┌──

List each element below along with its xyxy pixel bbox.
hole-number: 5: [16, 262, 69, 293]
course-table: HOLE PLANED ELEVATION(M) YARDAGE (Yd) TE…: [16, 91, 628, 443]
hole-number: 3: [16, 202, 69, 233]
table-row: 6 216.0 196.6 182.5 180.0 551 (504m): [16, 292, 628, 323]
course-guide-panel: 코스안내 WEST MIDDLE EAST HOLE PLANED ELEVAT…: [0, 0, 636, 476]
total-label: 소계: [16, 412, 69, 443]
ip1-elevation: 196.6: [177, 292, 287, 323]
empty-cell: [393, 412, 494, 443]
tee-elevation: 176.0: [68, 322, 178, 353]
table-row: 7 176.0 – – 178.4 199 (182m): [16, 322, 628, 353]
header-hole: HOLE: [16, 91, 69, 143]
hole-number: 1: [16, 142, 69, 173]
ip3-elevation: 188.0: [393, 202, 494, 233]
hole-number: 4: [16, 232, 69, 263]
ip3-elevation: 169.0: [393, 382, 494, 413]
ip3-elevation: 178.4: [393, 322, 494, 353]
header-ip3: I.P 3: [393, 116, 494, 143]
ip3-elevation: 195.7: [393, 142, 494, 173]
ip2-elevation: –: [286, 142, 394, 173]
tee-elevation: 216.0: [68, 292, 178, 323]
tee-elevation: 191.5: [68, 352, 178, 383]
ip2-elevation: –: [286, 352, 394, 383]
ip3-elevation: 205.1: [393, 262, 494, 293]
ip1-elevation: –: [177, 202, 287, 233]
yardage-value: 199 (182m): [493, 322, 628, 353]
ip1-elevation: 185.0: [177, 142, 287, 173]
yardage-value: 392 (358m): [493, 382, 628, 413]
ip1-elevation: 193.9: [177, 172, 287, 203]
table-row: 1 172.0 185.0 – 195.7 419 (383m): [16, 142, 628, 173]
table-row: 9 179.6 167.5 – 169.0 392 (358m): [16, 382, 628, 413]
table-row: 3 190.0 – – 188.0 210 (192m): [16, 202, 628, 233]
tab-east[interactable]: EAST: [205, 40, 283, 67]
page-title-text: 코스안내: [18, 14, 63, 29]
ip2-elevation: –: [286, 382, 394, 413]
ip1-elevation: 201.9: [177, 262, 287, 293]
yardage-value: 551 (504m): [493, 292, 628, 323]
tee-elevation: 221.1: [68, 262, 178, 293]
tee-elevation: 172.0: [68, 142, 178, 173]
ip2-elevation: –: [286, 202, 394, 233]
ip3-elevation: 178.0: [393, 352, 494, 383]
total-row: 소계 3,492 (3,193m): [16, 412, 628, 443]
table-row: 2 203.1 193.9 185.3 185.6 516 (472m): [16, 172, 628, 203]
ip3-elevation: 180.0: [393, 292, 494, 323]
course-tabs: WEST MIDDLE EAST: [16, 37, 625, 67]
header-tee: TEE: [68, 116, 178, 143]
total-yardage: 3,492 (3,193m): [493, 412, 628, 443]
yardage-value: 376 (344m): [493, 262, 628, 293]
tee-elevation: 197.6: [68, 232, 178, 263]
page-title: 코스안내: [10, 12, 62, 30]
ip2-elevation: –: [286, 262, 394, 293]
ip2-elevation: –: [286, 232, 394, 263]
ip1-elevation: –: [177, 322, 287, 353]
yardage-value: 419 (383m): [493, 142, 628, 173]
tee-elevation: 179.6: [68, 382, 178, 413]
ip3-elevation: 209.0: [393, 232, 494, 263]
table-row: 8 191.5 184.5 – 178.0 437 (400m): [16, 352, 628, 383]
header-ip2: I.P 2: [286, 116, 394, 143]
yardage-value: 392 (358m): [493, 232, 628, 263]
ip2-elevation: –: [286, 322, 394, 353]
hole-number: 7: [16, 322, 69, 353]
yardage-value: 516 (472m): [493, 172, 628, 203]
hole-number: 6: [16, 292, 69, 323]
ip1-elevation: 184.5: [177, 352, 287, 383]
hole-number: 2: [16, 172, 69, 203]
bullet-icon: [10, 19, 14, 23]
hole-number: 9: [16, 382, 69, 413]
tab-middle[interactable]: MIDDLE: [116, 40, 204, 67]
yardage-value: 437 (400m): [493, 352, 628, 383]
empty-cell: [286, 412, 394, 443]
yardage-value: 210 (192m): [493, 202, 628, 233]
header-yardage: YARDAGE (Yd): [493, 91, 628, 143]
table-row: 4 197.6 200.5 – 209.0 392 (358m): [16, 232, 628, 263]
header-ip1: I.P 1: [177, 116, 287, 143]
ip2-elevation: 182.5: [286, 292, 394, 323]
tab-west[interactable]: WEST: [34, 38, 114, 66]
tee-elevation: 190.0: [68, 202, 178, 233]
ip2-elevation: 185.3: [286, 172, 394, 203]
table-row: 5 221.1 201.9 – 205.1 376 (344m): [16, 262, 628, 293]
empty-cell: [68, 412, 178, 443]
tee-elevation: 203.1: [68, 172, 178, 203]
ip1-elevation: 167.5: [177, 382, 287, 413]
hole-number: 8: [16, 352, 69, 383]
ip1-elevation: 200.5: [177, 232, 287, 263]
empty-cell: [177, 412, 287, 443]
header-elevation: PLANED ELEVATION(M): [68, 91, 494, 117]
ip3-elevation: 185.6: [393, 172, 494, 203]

└──

Exercise objective: Quote everything from the start of the listing down to the line that contains "hole-number: 3: [16, 202, 69, 233]", both ends included.

Task result:
List each element below along with its xyxy pixel bbox.
hole-number: 5: [16, 262, 69, 293]
course-table: HOLE PLANED ELEVATION(M) YARDAGE (Yd) TE…: [16, 91, 628, 443]
hole-number: 3: [16, 202, 69, 233]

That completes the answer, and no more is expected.